_STATED PROBLEM:_ Gather all lines in the entries below that include the word "利用二次函数的定义求参数".

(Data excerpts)
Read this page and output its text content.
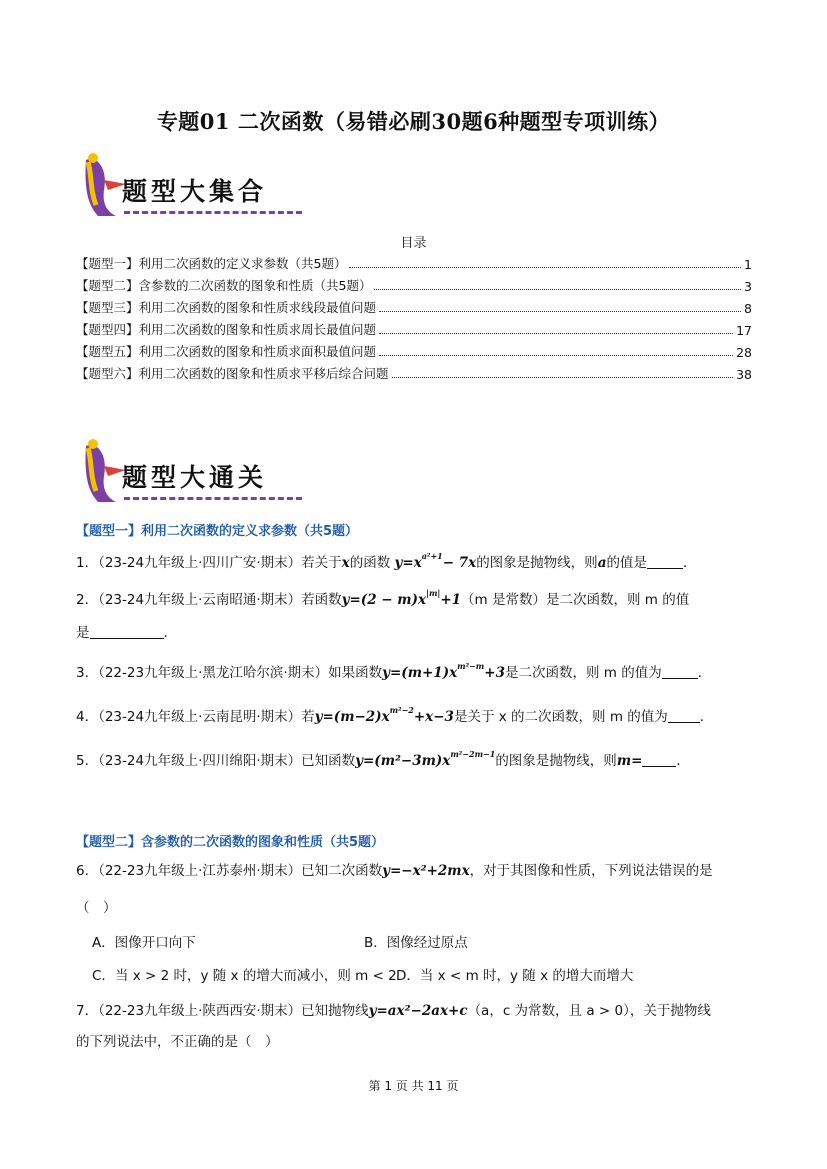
专题01 二次函数（易错必刷30题6种题型专项训练）
题型大集合
目录
【题型一】利用二次函数的定义求参数（共5题）	1
【题型二】含参数的二次函数的图象和性质（共5题）	3
【题型三】利用二次函数的图象和性质求线段最值问题	8
【题型四】利用二次函数的图象和性质求周长最值问题	17
【题型五】利用二次函数的图象和性质求面积最值问题	28
【题型六】利用二次函数的图象和性质求平移后综合问题	38
题型大通关
【题型一】利用二次函数的定义求参数（共5题）
1．（23-24九年级上·四川广安·期末）若关于x的函数 $y=x^{a^2+1}- 7x$的图象是抛物线，则a的值是	．
2．（23-24九年级上·云南昭通·期末）若函数$y=(2 - m)x^{|m|}+1(m$ 是常数）是二次函数，则 m 的值
是	．
3．（22-23九年级上·黑龙江哈尔滨·期末）如果函数$y=(m+1)x^{m^2-m}+3$是二次函数，则 m 的值为	．
4．（23-24九年级上·云南昆明·期末）若$y=(m-2)x^{m^2-2}+x-3$是关于 x 的二次函数，则 m 的值为 ．
5．（23-24九年级上·四川绵阳·期末）已知函数$y=(m^2-3m)x^{m^2-2m-1}$的图象是抛物线，则m=	．
【题型二】含参数的二次函数的图象和性质（共5题）
6．（22-23九年级上·江苏泰州·期末）已知二次函数y=−x²+2mx，对于其图像和性质，下列说法错误的是
（　）
A．图像开口向下	B．图像经过原点
C．当 x > 2 时，y 随 x 的增大而减小，则 m < 2 D．当 x < m 时，y 随 x 的增大而增大
7．（22-23九年级上·陕西西安·期末）已知抛物线y=ax²−2ax+c（a，c 为常数，且 a > 0），关于抛物线
的下列说法中，不正确的是（　）
第 1 页 共 11 页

_SOLUTION BELOW:_
【题型一】利用二次函数的定义求参数（共5题）	1
【题型一】利用二次函数的定义求参数（共5题）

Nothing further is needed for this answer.